## Start

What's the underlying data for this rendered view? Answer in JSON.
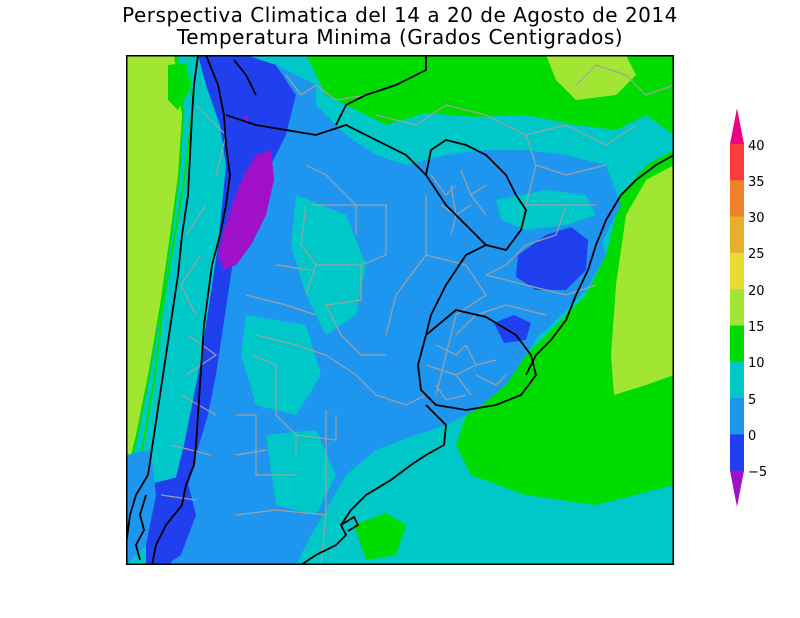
{
  "title": {
    "line1": "Perspectiva Climatica del 14 a 20 de Agosto de 2014",
    "line2": "Temperatura Minima (Grados Centigrados)"
  },
  "legend": {
    "labels": [
      "40",
      "35",
      "30",
      "25",
      "20",
      "15",
      "10",
      "5",
      "0",
      "−5"
    ],
    "colors": {
      "below_-5": "#a010c8",
      "-5_0": "#2040f0",
      "0_5": "#1e96f0",
      "5_10": "#00c8c8",
      "10_15": "#00dc00",
      "15_20": "#a0e632",
      "20_25": "#e6dc32",
      "25_30": "#e6af2d",
      "30_35": "#f08228",
      "35_40": "#fa3c3c",
      "above_40": "#f00082"
    }
  },
  "colors": {
    "boundary_country": "#000000",
    "boundary_province": "#a0a0a0",
    "frame": "#000000"
  }
}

## End

* [WRITTEN EXERCISE]: Copy every line of the data word for word, omitting the images.

* [RESULT OF THIS EXERCISE]:
What's the underlying data for this rendered view? Answer in JSON.
{
  "title": {
    "line1": "Perspectiva Climatica del 14 a 20 de Agosto de 2014",
    "line2": "Temperatura Minima (Grados Centigrados)"
  },
  "legend": {
    "labels": [
      "40",
      "35",
      "30",
      "25",
      "20",
      "15",
      "10",
      "5",
      "0",
      "−5"
    ],
    "colors": {
      "below_-5": "#a010c8",
      "-5_0": "#2040f0",
      "0_5": "#1e96f0",
      "5_10": "#00c8c8",
      "10_15": "#00dc00",
      "15_20": "#a0e632",
      "20_25": "#e6dc32",
      "25_30": "#e6af2d",
      "30_35": "#f08228",
      "35_40": "#fa3c3c",
      "above_40": "#f00082"
    }
  },
  "colors": {
    "boundary_country": "#000000",
    "boundary_province": "#a0a0a0",
    "frame": "#000000"
  }
}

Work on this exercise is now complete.